● Your objective:
According to the case text on the patient's POTS workup, how long was the active stand test done in the cardiology office?

● Exercise text:
One week later the patient saw cardiology, with whom she had a 10-minute active stand test in the office as an initial screening for POTS. This was positive for a greater than 30 bpm increase in heart rate within the first two minutes of standing. Throughout the duration of the test the patient endorsed shakiness, headache and subjective temperature change in her extremities. There was also rapid recovery to baseline resting heart rate within one minute of lying down in a supine position after upright testing. These findings are indicative of POTS.

Additional cardiac workup included a normal transthoracic echocardiogram and a dobutamine stress echocardiogram that was negative for ischemia and angina, but with an exaggerated heart rate response to exercise and below average functional capacity. The patient also underwent fludeoxyglucose (FDG) F-18 PET/MRI cardiac imaging which showed diffuse low grade FDG uptake throughout the myocardium consistent with low level physiologic uptake, and physiologic, nonspecific gadolinium uptake at the right ventricular insertion points on delayed enhancement gadolinium imaging. These findings are not indicative of active inflammation or fibrosis such as with acute or subacute myocarditis or residual scarring.

About two months after her initial presentation to our office, the patient started a post-COVID rehabilitation and physical therapy program. Over the next six months, she graduated from recumbent to seated and then standing/walking exercises. She implemented lifestyle changes, including increasing her fluid and sodium intake and wearing compression stockings. A year out from her initial infection, she is once again independent in her activities of daily living, although she is still not able to return to work.

● Supplied information:
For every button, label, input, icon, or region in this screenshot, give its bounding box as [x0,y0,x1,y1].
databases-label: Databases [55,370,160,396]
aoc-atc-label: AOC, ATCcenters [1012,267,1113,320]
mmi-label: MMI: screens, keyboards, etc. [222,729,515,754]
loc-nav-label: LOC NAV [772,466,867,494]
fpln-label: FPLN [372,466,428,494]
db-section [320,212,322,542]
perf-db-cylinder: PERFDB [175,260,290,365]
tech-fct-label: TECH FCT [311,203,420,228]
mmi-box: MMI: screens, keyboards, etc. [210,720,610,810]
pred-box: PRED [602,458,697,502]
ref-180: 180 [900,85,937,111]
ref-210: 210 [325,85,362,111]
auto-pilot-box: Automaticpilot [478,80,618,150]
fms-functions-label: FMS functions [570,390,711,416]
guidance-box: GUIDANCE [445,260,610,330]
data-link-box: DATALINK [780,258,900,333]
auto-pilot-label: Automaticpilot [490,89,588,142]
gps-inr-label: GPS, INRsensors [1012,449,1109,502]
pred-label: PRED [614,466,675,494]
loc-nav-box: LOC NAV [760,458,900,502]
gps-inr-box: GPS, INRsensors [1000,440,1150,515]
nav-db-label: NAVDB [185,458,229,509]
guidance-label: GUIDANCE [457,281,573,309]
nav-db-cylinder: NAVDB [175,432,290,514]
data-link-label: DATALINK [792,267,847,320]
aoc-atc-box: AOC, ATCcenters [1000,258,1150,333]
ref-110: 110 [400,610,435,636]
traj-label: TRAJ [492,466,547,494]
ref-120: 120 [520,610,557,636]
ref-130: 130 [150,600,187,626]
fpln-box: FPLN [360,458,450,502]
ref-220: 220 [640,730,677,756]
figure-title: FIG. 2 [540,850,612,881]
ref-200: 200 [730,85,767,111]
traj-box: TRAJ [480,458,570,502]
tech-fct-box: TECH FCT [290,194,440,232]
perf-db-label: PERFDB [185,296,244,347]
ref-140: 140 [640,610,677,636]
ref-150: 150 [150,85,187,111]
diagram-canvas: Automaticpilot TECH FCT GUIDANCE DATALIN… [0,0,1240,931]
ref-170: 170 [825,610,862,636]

● Written response:
It lasted 10 minutes.